No matter how much I show them I'm ok, I still cry at night. by myself. Pictures pa lang, naiiyak na ako pag nakita kong super sweet sila sa isa't-isa. pano pa kaya pag nakita ko na sila ng harapan? Hindi ko kaya. Hindi ko talaga kaya..
 
How come I love him so much? When he treated me so badly? He's the type of guy my parents wouldn't want for me.. But really, I DON'T CARE. I love him so much that I would accept whatever attitude he has. Speaking of. I've always hated RF. But he loved it. It was the main reason why we broke up. He had a girlfriend who worked for that game so she could give him and his friends stuff online. He two-timed me, and yet I was the one begging for him to give it another try. When someone was finally there to comfort me and give me all the attention he didn't give me, he became so obsessed with getting me back.
 
Eventually, he got tired and is now with my high school friend.
 
IT REALLY HURTS A LOT.. I am STILL IN LOVE WITH HIM.. But he doesn't care anymore. He's so happy that he's not even considerate about showing me how much he loves her and how he doesn't want me anymore.

- **RECORDS PROVIDED**
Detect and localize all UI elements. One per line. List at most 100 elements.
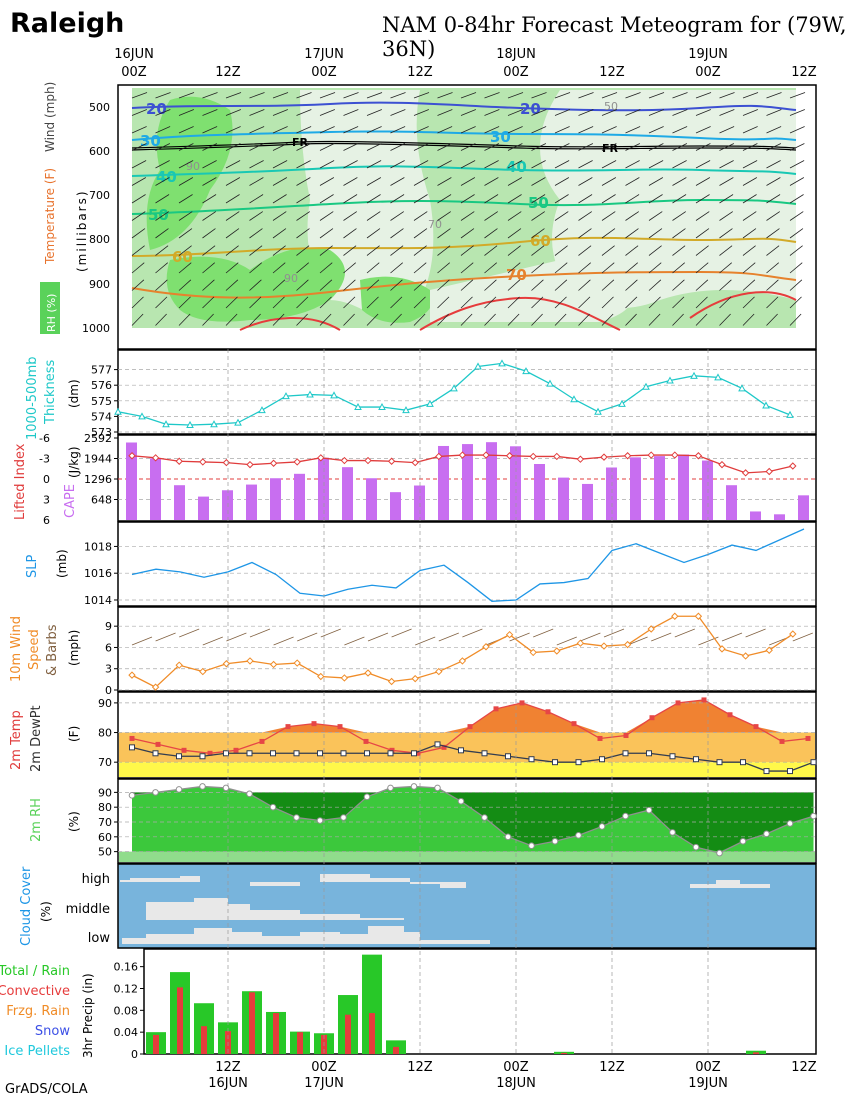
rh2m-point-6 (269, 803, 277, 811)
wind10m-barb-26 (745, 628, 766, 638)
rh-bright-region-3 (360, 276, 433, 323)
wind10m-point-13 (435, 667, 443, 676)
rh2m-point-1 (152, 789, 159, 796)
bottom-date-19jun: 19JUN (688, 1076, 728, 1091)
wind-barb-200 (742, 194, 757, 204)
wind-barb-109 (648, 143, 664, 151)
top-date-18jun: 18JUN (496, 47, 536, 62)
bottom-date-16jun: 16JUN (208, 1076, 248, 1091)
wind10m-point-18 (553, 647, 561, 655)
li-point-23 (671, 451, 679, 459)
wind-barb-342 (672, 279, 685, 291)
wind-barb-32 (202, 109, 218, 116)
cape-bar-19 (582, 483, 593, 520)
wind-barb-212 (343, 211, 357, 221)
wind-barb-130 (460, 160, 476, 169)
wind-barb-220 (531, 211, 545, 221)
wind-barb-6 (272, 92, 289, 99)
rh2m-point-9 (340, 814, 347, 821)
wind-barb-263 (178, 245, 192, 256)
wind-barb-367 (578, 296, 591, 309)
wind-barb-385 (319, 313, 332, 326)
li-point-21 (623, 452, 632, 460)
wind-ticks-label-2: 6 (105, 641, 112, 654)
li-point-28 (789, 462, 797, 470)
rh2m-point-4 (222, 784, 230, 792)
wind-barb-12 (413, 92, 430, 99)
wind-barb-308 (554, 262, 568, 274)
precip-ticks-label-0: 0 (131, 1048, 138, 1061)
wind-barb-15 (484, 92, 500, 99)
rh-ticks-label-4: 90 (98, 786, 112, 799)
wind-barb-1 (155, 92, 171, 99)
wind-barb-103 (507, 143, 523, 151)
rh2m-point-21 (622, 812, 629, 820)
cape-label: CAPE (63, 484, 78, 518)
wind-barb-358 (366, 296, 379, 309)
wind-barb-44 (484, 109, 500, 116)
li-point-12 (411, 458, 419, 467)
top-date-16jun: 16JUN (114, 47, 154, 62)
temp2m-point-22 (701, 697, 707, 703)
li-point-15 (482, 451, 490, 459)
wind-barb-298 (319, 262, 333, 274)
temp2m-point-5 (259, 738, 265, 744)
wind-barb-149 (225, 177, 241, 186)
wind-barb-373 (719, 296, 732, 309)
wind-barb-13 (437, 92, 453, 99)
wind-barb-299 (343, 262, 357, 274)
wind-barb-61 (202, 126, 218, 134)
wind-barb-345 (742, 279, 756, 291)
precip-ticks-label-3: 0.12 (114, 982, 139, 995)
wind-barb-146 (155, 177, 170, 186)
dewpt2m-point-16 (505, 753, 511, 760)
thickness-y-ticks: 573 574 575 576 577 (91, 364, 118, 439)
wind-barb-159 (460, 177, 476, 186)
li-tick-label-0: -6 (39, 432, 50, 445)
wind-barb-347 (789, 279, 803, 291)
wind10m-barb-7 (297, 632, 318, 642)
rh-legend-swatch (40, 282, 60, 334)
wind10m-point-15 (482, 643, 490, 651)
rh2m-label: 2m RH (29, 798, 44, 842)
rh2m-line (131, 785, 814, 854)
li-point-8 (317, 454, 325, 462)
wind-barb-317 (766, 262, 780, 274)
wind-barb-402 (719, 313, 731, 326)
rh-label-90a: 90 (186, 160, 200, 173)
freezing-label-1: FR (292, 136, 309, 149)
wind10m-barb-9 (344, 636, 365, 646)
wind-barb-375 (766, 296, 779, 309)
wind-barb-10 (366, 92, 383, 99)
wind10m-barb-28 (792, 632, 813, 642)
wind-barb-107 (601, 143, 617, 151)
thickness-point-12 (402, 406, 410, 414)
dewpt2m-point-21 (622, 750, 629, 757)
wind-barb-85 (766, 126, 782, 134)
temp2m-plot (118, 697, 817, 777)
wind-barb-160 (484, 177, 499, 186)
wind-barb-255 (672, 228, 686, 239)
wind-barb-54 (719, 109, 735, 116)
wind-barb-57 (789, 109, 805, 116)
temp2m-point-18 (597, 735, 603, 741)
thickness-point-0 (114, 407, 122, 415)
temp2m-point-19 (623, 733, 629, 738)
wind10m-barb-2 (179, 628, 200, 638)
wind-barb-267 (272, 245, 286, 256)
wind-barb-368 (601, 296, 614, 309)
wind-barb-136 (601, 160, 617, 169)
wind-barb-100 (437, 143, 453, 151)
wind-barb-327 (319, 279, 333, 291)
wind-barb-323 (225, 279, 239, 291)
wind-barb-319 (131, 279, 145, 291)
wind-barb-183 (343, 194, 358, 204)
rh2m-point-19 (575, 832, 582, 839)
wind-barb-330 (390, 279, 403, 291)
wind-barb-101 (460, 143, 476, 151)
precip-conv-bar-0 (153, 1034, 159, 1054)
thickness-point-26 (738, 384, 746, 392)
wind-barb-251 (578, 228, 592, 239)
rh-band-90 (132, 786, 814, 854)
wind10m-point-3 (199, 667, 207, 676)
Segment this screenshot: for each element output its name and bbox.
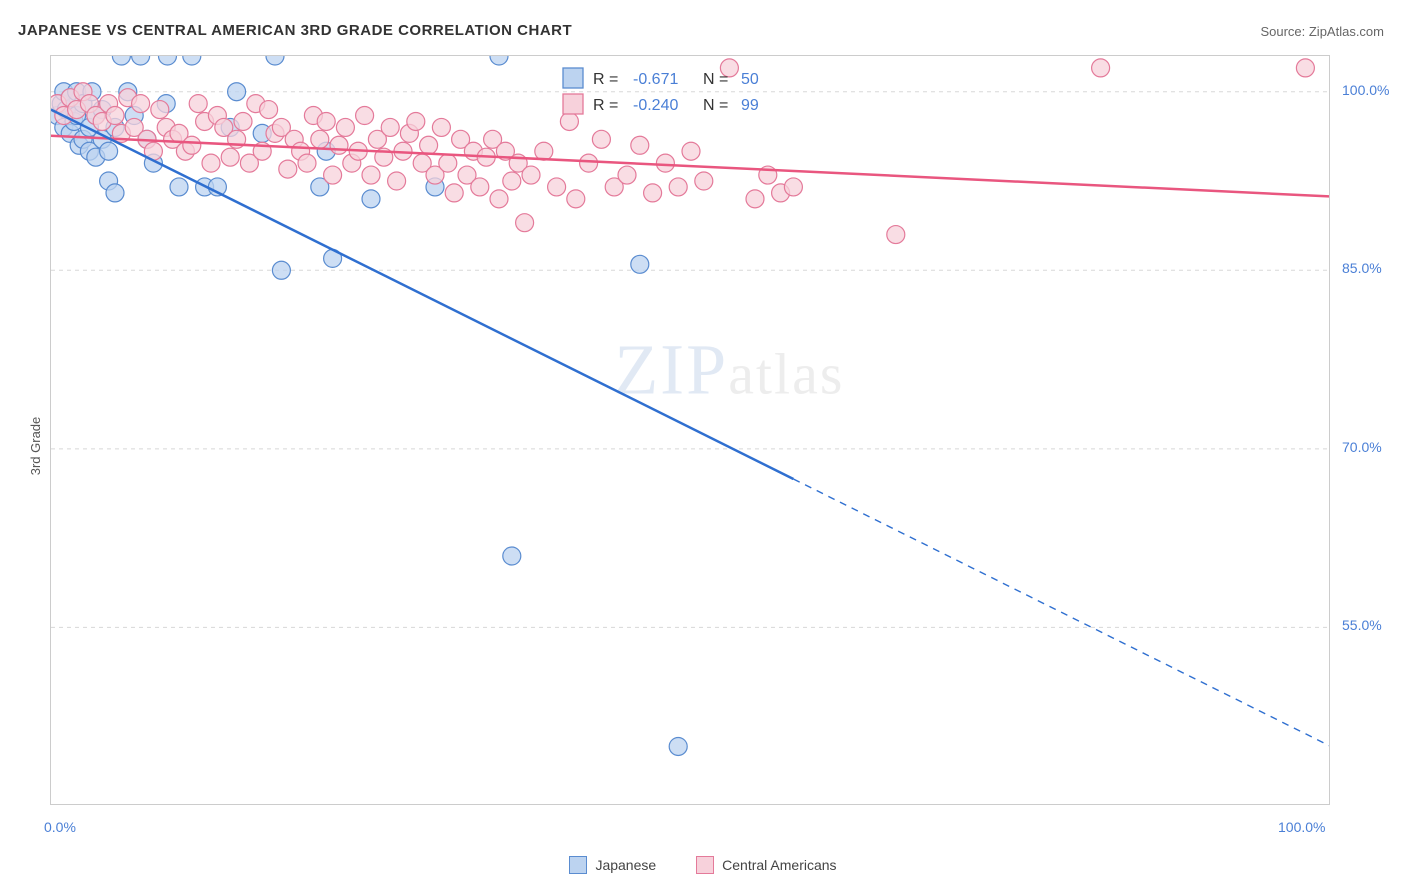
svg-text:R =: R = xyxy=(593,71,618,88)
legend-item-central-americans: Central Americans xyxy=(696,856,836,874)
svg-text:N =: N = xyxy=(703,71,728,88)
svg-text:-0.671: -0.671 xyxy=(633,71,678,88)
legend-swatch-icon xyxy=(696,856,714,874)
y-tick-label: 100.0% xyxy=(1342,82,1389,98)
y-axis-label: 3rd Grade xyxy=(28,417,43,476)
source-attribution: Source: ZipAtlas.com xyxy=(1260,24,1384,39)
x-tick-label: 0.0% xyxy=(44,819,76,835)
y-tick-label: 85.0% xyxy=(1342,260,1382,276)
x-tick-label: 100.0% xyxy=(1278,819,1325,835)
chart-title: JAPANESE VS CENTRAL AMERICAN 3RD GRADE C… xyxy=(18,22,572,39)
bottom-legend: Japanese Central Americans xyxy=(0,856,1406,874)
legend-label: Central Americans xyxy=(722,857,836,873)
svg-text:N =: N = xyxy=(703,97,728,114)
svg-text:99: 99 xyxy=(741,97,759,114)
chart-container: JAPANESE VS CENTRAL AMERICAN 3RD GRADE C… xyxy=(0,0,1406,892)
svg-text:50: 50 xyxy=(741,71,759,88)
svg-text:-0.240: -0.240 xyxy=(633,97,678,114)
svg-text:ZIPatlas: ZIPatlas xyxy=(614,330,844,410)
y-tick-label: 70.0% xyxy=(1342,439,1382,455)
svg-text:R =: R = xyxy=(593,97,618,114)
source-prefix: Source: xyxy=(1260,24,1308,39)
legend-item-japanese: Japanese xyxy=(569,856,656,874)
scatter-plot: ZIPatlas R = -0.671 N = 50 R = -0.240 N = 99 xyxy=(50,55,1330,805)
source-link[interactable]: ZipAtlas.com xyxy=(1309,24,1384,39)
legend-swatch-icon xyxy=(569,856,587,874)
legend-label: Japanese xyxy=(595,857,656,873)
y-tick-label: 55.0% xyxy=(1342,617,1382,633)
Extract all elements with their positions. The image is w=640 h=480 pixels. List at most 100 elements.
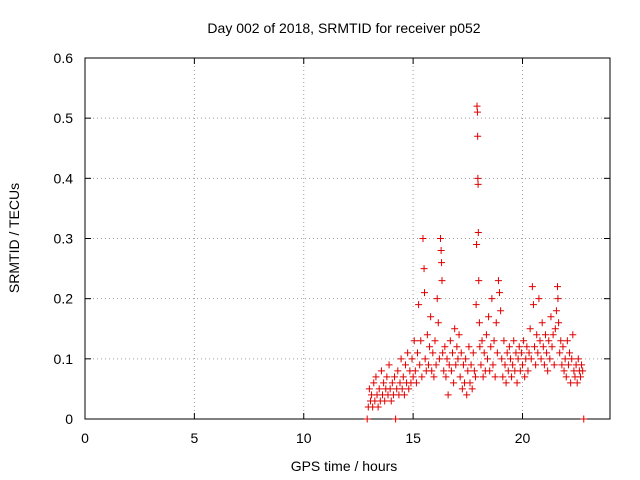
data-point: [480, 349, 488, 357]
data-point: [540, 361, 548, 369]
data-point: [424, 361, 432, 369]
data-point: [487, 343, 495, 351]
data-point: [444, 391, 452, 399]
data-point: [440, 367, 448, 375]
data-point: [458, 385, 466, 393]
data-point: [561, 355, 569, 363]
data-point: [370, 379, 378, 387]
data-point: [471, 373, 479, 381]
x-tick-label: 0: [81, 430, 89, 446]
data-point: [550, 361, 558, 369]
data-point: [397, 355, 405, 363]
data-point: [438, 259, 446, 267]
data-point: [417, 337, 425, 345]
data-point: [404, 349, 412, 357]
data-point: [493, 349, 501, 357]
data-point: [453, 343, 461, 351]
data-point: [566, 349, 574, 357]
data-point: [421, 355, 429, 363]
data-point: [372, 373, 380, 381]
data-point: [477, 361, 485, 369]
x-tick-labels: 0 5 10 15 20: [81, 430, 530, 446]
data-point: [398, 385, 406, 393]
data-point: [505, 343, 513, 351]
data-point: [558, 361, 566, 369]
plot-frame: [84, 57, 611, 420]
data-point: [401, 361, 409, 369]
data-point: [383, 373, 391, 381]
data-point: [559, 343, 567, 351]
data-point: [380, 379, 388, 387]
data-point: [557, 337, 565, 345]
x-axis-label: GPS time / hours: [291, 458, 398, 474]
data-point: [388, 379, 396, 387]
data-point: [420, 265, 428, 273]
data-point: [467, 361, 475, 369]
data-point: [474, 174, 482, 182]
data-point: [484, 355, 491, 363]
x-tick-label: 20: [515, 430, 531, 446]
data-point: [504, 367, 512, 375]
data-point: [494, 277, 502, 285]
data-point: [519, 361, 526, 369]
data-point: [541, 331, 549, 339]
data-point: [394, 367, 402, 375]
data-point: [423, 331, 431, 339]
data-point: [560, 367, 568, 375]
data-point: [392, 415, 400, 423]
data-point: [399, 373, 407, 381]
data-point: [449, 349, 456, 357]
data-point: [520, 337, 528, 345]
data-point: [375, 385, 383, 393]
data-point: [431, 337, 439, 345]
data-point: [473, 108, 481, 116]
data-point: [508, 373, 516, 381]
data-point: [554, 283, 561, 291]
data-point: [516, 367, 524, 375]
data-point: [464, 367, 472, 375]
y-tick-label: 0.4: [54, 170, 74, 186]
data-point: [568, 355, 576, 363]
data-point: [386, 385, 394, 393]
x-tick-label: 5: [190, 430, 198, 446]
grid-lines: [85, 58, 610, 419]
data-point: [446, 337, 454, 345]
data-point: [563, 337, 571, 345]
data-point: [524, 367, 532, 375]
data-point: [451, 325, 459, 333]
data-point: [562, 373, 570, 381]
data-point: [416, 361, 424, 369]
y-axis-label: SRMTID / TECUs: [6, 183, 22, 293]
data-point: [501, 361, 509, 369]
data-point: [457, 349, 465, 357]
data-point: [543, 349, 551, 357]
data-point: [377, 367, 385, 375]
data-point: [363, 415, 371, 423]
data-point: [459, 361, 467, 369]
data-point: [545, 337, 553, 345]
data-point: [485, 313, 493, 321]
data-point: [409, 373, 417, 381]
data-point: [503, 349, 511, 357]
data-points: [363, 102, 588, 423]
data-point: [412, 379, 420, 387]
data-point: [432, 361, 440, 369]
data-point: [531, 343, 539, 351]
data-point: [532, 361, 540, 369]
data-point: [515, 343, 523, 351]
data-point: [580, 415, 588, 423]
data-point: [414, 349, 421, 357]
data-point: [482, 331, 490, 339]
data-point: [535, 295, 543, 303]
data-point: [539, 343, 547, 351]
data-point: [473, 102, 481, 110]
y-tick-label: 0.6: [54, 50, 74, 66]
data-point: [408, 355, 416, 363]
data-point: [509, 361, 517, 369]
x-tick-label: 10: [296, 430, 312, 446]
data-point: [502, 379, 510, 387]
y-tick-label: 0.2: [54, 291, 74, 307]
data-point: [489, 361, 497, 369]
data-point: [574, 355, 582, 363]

- **TO DO**
(1) Answer from the post about the breakup:
(a) What did the writer always hate?
(b) Why did his other girlfriend work for that game?
(c) Whom is he with now?
(2) In the post about the breakup, rename "RF" as "the game" in the stretch from "No matter how" through "getting me back.", and write out that stretch.
(3) Write what comes next in the post about the breakup, continuing after its final sentence.
The lines placed after the post about the breakup are not needed here.

- **OUTPUTS FOR THE TASKS**
(1)
(a) RF.
(b) So she could give him and his friends stuff online.
(c) The writer's high school friend.

(2)
No matter how much I show them I'm ok, I still cry at night. by myself. Pictures pa lang, naiiyak na ako pag nakita kong super sweet sila sa isa't-isa. pano pa kaya pag nakita ko na sila ng harapan? Hindi ko kaya. Hindi ko talaga kaya..
 
How come I love him so much? When he treated me so badly? He's the type of guy my parents wouldn't want for me.. But really, I DON'T CARE. I love him so much that I would accept whatever attitude he has. Speaking of. I've always hated the game. But he loved it. It was the main reason why we broke up. He had a girlfriend who worked for that game so she could give him and his friends stuff online. He two-timed me, and yet I was the one begging for him to give it another try. When someone was finally there to comfort me and give me all the attention he didn't give me, he became so obsessed with getting me back.

(3)
Even my friend. She doesn't even care that I get hurt all the time I see their picture at YM. She knows I'm on-line. she knows I'm getting hurt, and yet she's adding the pain. It's like pinapamukha niya sakin na "He's mine now. Manigas ka."
 
Let's say, she wants to be friends again. But she's not showing any concern for what I feel. Everything she's doing is adding to the pain.. She doesn't notice that because she's too busy being happy with the man we both love.
 
Shit, I'm crying again. I couldn't take it. My friends, of course are giving them all the support like it's really just ok. Am I still their friend? I don't feel like it anymore.
 
Next time I see them, I'm going to make this fake face again. Pretend everything's ok. so there won't be any problem within the barkada. I have to be ok for them. Even though I'm not, I have to let them think I'm ok.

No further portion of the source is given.